- _Stated goal_: Retype the entries from the first line through the line containing "day-body: Sunrise: 8:46", inclusive, leaving every character unchanged.

### Information supplied ###

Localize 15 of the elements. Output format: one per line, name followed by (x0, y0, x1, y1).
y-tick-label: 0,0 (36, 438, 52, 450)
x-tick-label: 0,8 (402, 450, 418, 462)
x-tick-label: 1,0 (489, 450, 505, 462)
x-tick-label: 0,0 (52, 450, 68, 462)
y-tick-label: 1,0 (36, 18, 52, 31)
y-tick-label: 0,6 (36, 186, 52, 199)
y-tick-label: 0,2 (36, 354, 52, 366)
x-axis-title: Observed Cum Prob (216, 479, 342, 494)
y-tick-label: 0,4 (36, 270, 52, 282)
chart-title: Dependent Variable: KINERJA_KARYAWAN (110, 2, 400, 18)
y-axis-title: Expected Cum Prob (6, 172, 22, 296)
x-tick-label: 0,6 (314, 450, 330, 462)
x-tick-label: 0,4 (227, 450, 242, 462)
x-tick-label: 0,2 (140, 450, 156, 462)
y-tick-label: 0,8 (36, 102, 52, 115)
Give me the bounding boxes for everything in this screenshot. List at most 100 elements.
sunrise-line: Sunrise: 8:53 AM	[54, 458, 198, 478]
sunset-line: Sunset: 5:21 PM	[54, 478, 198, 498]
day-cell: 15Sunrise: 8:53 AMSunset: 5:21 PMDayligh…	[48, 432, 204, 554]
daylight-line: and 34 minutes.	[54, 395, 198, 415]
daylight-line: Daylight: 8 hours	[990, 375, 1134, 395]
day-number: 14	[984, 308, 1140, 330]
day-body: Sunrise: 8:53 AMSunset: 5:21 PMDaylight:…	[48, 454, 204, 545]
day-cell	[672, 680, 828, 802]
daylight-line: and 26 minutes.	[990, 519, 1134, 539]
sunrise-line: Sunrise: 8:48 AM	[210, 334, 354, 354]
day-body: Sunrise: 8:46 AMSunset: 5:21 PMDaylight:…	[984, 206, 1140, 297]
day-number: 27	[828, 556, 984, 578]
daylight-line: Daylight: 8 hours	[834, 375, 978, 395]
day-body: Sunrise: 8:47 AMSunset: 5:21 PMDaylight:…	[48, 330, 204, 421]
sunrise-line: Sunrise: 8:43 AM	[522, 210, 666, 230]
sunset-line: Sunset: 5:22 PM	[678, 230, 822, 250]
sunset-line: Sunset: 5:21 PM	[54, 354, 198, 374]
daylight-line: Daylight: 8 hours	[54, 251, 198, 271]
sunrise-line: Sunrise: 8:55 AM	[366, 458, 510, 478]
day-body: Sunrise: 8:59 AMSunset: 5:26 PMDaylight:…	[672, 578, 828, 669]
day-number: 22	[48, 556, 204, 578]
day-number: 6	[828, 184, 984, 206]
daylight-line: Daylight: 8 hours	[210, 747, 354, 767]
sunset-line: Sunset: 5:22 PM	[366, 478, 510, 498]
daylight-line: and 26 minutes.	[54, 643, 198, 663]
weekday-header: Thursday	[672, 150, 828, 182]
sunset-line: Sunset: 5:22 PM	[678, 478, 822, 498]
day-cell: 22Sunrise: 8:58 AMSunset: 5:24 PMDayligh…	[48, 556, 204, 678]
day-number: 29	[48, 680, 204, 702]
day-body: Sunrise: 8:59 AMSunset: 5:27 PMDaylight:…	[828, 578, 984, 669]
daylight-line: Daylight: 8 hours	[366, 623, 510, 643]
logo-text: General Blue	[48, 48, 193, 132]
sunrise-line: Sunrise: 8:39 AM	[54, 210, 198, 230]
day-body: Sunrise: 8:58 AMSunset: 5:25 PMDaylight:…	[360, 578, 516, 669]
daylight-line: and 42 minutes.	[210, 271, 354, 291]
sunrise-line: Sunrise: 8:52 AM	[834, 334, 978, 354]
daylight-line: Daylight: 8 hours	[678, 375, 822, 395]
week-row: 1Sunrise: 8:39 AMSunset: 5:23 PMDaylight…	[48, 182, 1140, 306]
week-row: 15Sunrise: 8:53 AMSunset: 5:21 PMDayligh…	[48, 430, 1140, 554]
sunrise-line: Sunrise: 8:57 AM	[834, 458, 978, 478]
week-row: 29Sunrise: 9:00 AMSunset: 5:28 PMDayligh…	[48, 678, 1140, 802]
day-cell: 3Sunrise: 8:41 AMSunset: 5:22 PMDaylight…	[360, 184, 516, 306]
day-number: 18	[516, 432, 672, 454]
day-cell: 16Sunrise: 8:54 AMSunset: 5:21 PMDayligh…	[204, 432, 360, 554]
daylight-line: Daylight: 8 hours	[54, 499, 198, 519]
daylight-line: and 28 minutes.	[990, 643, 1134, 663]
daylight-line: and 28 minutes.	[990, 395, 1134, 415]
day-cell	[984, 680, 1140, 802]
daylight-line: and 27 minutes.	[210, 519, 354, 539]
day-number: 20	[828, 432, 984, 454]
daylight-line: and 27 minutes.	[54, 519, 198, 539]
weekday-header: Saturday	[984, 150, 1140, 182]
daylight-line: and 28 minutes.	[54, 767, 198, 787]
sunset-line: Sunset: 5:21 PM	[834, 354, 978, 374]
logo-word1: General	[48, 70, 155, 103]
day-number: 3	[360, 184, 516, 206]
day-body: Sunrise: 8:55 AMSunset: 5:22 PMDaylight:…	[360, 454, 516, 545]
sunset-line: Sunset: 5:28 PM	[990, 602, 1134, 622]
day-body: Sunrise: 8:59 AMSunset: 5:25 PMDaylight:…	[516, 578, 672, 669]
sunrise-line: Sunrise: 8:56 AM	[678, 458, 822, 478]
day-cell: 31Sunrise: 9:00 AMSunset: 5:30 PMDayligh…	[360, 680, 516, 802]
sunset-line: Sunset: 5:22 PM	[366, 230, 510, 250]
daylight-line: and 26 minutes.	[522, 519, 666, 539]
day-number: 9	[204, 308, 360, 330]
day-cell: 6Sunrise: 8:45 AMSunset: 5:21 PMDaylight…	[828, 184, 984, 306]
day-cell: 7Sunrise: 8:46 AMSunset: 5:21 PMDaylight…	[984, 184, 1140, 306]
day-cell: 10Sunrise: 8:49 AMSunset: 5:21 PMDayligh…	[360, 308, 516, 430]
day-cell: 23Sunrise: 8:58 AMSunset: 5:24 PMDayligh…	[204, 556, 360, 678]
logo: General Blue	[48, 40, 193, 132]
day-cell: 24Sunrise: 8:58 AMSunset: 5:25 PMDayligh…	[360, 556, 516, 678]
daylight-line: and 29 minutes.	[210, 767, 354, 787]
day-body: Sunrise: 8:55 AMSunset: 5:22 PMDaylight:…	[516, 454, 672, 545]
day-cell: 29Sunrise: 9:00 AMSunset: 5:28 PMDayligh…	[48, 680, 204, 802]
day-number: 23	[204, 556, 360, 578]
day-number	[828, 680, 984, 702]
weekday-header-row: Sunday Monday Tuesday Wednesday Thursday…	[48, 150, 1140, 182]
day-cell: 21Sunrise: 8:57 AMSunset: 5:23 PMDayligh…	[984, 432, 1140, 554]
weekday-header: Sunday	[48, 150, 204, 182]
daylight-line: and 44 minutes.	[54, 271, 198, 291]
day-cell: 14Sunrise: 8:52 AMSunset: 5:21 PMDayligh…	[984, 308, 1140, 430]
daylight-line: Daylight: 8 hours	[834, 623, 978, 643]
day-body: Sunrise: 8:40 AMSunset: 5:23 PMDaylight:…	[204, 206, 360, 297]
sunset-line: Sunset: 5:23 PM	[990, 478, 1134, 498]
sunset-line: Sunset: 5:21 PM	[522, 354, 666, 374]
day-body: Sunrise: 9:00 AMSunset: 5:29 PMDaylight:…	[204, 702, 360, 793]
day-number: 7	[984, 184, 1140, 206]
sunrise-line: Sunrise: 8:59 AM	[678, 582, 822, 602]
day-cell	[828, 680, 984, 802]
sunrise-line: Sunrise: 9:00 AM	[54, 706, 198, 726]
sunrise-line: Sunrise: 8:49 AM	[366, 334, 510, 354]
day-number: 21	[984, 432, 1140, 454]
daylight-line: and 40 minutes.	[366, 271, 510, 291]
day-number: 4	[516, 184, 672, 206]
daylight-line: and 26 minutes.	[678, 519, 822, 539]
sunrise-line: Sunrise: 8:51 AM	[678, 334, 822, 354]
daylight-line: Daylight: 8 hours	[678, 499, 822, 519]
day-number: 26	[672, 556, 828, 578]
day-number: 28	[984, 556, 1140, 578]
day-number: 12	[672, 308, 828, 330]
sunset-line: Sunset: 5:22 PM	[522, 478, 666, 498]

###

- _Answer_:
Localize 15 of the elements. Output format: one per line, name followed by (x0, y0, x1, y1).
y-tick-label: 0,0 (36, 438, 52, 450)
x-tick-label: 0,8 (402, 450, 418, 462)
x-tick-label: 1,0 (489, 450, 505, 462)
x-tick-label: 0,0 (52, 450, 68, 462)
y-tick-label: 1,0 (36, 18, 52, 31)
y-tick-label: 0,6 (36, 186, 52, 199)
y-tick-label: 0,2 (36, 354, 52, 366)
x-axis-title: Observed Cum Prob (216, 479, 342, 494)
y-tick-label: 0,4 (36, 270, 52, 282)
chart-title: Dependent Variable: KINERJA_KARYAWAN (110, 2, 400, 18)
y-axis-title: Expected Cum Prob (6, 172, 22, 296)
x-tick-label: 0,6 (314, 450, 330, 462)
x-tick-label: 0,4 (227, 450, 242, 462)
x-tick-label: 0,2 (140, 450, 156, 462)
y-tick-label: 0,8 (36, 102, 52, 115)
Give me the bounding boxes for everything in this screenshot. List at most 100 elements.
sunrise-line: Sunrise: 8:53 AM	[54, 458, 198, 478]
sunset-line: Sunset: 5:21 PM	[54, 478, 198, 498]
day-cell: 15Sunrise: 8:53 AMSunset: 5:21 PMDayligh…	[48, 432, 204, 554]
daylight-line: and 34 minutes.	[54, 395, 198, 415]
daylight-line: Daylight: 8 hours	[990, 375, 1134, 395]
day-number: 14	[984, 308, 1140, 330]
day-body: Sunrise: 8:53 AMSunset: 5:21 PMDaylight:…	[48, 454, 204, 545]
day-cell	[672, 680, 828, 802]
daylight-line: and 26 minutes.	[990, 519, 1134, 539]
sunrise-line: Sunrise: 8:48 AM	[210, 334, 354, 354]
day-body: Sunrise: 8:46 AMSunset: 5:21 PMDaylight:…	[984, 206, 1140, 297]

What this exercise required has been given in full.